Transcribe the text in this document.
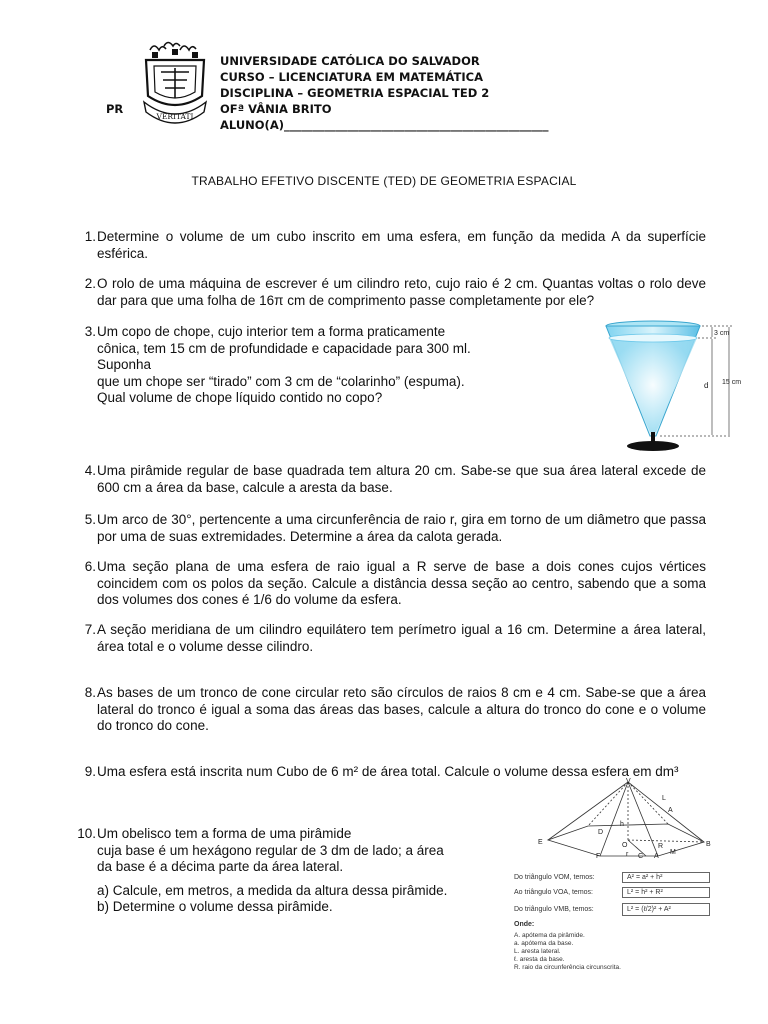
VERITATI
PR
UNIVERSIDADE CATÓLICA DO SALVADOR
CURSO – LICENCIATURA EM MATEMÁTICA
DISCIPLINA – GEOMETRIA ESPACIAL TED 2
OFª VÂNIA BRITO
ALUNO(A)______________________________________________
TRABALHO EFETIVO DISCENTE (TED) DE GEOMETRIA ESPACIAL
1. Determine o volume de um cubo inscrito em uma esfera, em função da medida A da superfície esférica.
2. O rolo de uma máquina de escrever é um cilindro reto, cujo raio é 2 cm. Quantas voltas o rolo deve dar para que uma folha de 16π cm de comprimento passe completamente por ele?
3. Um copo de chope, cujo interior tem a forma praticamente
cônica, tem 15 cm de profundidade e capacidade para 300 ml.
Suponha
que um chope ser “tirado” com 3 cm de “colarinho” (espuma).
Qual volume de chope líquido contido no copo?
3 cm
d 15 cm
4. Uma pirâmide regular de base quadrada tem altura 20 cm. Sabe-se que sua área lateral excede de 600 cm a área da base, calcule a aresta da base.
5. Um arco de 30°, pertencente a uma circunferência de raio r, gira em torno de um diâmetro que passa por uma de suas extremidades. Determine a área da calota gerada.
6. Uma seção plana de uma esfera de raio igual a R serve de base a dois cones cujos vértices coincidem com os polos da seção. Calcule a distância dessa seção ao centro, sabendo que a soma dos volumes dos cones é 1/6 do volume da esfera.
7. A seção meridiana de um cilindro equilátero tem perímetro igual a 16 cm. Determine a área lateral, área total e o volume desse cilindro.
8. As bases de um tronco de cone circular reto são círculos de raios 8 cm e 4 cm. Sabe-se que a área lateral do tronco é igual a soma das áreas das bases, calcule a altura do tronco do cone e o volume do tronco do cone.
9. Uma esfera está inscrita num Cubo de 6 m² de área total. Calcule o volume dessa esfera em dm³
10. Um obelisco tem a forma de uma pirâmide
cuja base é um hexágono regular de 3 dm de lado; a área
da base é a décima parte da área lateral.
a) Calcule, em metros, a medida da altura dessa pirâmide.
b) Determine o volume dessa pirâmide.
V
L
A
h
D
E	O	B
F	r	M
A
R
C
Do triângulo VOM, temos:	A² = a² + h²
Ao triângulo VOA, temos:	L² = h² + R²
Do triângulo VMB, temos:	L² = (ℓ/2)² + A²
Onde:
A. apótema da pirâmide.
a. apótema da base.
L. aresta lateral.
ℓ. aresta da base.
R. raio da circunferência circunscrita.
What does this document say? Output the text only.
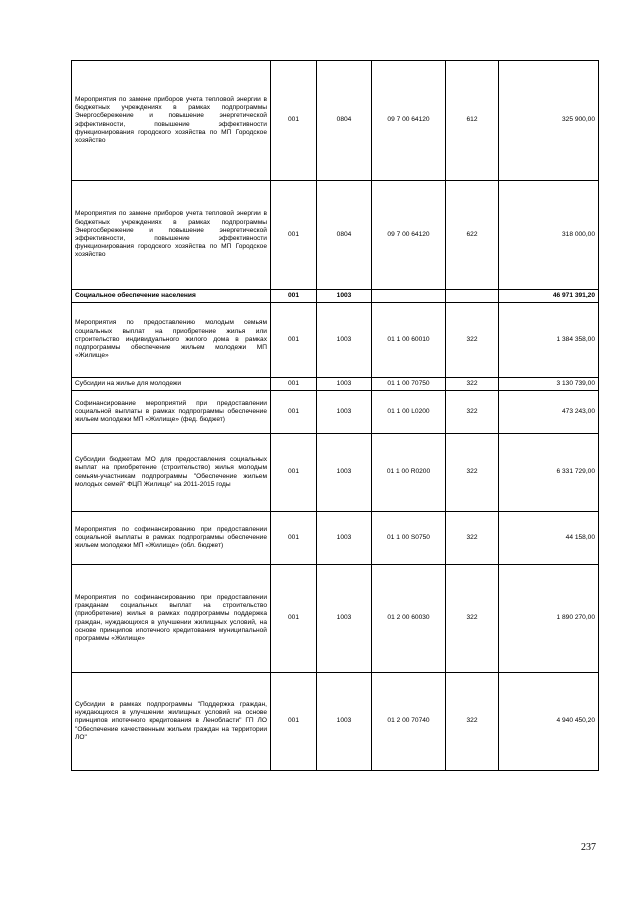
Мероприятия по замене приборов учета тепловой энергии в бюджетных учреждениях в рамках подпрограммы Энергосбережение и повышение энергетической эффективности, повышение эффективности функционирования городского хозяйства по МП Городское хозяйство	001	0804	09 7 00 64120	612	325 900,00
Мероприятия по замене приборов учета тепловой энергии в бюджетных учреждениях в рамках подпрограммы Энергосбережение и повышение энергетической эффективности, повышение эффективности функционирования городского хозяйства по МП Городское хозяйство	001	0804	09 7 00 64120	622	318 000,00
Социальное обеспечение населения	001	1003			46 971 391,20
Мероприятия по предоставлению молодым семьям социальных выплат на приобретение жилья или строительство индивидуального жилого дома в рамках подпрограммы обеспечение жильем молодежи МП «Жилище»	001	1003	01 1 00 60010	322	1 384 358,00
Субсидии на жилье для молодежи	001	1003	01 1 00 70750	322	3 130 739,00
Софинансирование мероприятий при предоставлении социальной выплаты в рамках подпрограммы обеспечение жильем молодежи МП «Жилище» (фед. бюджет)	001	1003	01 1 00 L0200	322	473 243,00
Субсидии бюджетам МО для предоставления социальных выплат на приобретение (строительство) жилья молодым семьям-участникам подпрограммы "Обеспечение жильем молодых семей" ФЦП Жилище" на 2011-2015 годы	001	1003	01 1 00 R0200	322	6 331 729,00
Мероприятия по софинансированию при предоставлении социальной выплаты в рамках подпрограммы обеспечение жильем молодежи МП «Жилище» (обл. бюджет)	001	1003	01 1 00 S0750	322	44 158,00
Мероприятия по софинансированию при предоставлении гражданам социальных выплат на строительство (приобретение) жилья в рамках подпрограммы поддержка граждан, нуждающихся в улучшении жилищных условий, на основе принципов ипотечного кредитования муниципальной программы «Жилище»	001	1003	01 2 00 60030	322	1 890 270,00
Субсидии в рамках подпрограммы "Поддержка граждан, нуждающихся в улучшении жилищных условий на основе принципов ипотечного кредитования в Ленобласти" ГП ЛО "Обеспечение качественным жильем граждан на территории ЛО"	001	1003	01 2 00 70740	322	4 940 450,20
237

━━━━━━

== Goal ==
Transcribe all the lines above exactly, apart from the pictures.

== Correct result ==
Transcribe the text in this document.
VERITATI
PR
UNIVERSIDADE CATÓLICA DO SALVADOR
CURSO – LICENCIATURA EM MATEMÁTICA
DISCIPLINA – GEOMETRIA ESPACIAL TED 2
OFª VÂNIA BRITO
ALUNO(A)______________________________________________
TRABALHO EFETIVO DISCENTE (TED) DE GEOMETRIA ESPACIAL
1. Determine o volume de um cubo inscrito em uma esfera, em função da medida A da superfície esférica.
2. O rolo de uma máquina de escrever é um cilindro reto, cujo raio é 2 cm. Quantas voltas o rolo deve dar para que uma folha de 16π cm de comprimento passe completamente por ele?
3. Um copo de chope, cujo interior tem a forma praticamente
cônica, tem 15 cm de profundidade e capacidade para 300 ml.
Suponha
que um chope ser “tirado” com 3 cm de “colarinho” (espuma).
Qual volume de chope líquido contido no copo?
3 cm
d 15 cm
4. Uma pirâmide regular de base quadrada tem altura 20 cm. Sabe-se que sua área lateral excede de 600 cm a área da base, calcule a aresta da base.
5. Um arco de 30°, pertencente a uma circunferência de raio r, gira em torno de um diâmetro que passa por uma de suas extremidades. Determine a área da calota gerada.
6. Uma seção plana de uma esfera de raio igual a R serve de base a dois cones cujos vértices coincidem com os polos da seção. Calcule a distância dessa seção ao centro, sabendo que a soma dos volumes dos cones é 1/6 do volume da esfera.
7. A seção meridiana de um cilindro equilátero tem perímetro igual a 16 cm. Determine a área lateral, área total e o volume desse cilindro.
8. As bases de um tronco de cone circular reto são círculos de raios 8 cm e 4 cm. Sabe-se que a área lateral do tronco é igual a soma das áreas das bases, calcule a altura do tronco do cone e o volume do tronco do cone.
9. Uma esfera está inscrita num Cubo de 6 m² de área total. Calcule o volume dessa esfera em dm³
10. Um obelisco tem a forma de uma pirâmide
cuja base é um hexágono regular de 3 dm de lado; a área
da base é a décima parte da área lateral.
a) Calcule, em metros, a medida da altura dessa pirâmide.
b) Determine o volume dessa pirâmide.
V
L
A
h
D
E	O	B
F	r	M
A
R
C
Do triângulo VOM, temos:	A² = a² + h²
Ao triângulo VOA, temos:	L² = h² + R²
Do triângulo VMB, temos:	L² = (ℓ/2)² + A²
Onde:
A. apótema da pirâmide.
a. apótema da base.
L. aresta lateral.
ℓ. aresta da base.
R. raio da circunferência circunscrita.
What does this document say? Output the text only.
Мероприятия по замене приборов учета тепловой энергии в бюджетных учреждениях в рамках подпрограммы Энергосбережение и повышение энергетической эффективности, повышение эффективности функционирования городского хозяйства по МП Городское хозяйство	001	0804	09 7 00 64120	612	325 900,00
Мероприятия по замене приборов учета тепловой энергии в бюджетных учреждениях в рамках подпрограммы Энергосбережение и повышение энергетической эффективности, повышение эффективности функционирования городского хозяйства по МП Городское хозяйство	001	0804	09 7 00 64120	622	318 000,00
Социальное обеспечение населения	001	1003			46 971 391,20
Мероприятия по предоставлению молодым семьям социальных выплат на приобретение жилья или строительство индивидуального жилого дома в рамках подпрограммы обеспечение жильем молодежи МП «Жилище»	001	1003	01 1 00 60010	322	1 384 358,00
Субсидии на жилье для молодежи	001	1003	01 1 00 70750	322	3 130 739,00
Софинансирование мероприятий при предоставлении социальной выплаты в рамках подпрограммы обеспечение жильем молодежи МП «Жилище» (фед. бюджет)	001	1003	01 1 00 L0200	322	473 243,00
Субсидии бюджетам МО для предоставления социальных выплат на приобретение (строительство) жилья молодым семьям-участникам подпрограммы "Обеспечение жильем молодых семей" ФЦП Жилище" на 2011-2015 годы	001	1003	01 1 00 R0200	322	6 331 729,00
Мероприятия по софинансированию при предоставлении социальной выплаты в рамках подпрограммы обеспечение жильем молодежи МП «Жилище» (обл. бюджет)	001	1003	01 1 00 S0750	322	44 158,00
Мероприятия по софинансированию при предоставлении гражданам социальных выплат на строительство (приобретение) жилья в рамках подпрограммы поддержка граждан, нуждающихся в улучшении жилищных условий, на основе принципов ипотечного кредитования муниципальной программы «Жилище»	001	1003	01 2 00 60030	322	1 890 270,00
Субсидии в рамках подпрограммы "Поддержка граждан, нуждающихся в улучшении жилищных условий на основе принципов ипотечного кредитования в Ленобласти" ГП ЛО "Обеспечение качественным жильем граждан на территории ЛО"	001	1003	01 2 00 70740	322	4 940 450,20
237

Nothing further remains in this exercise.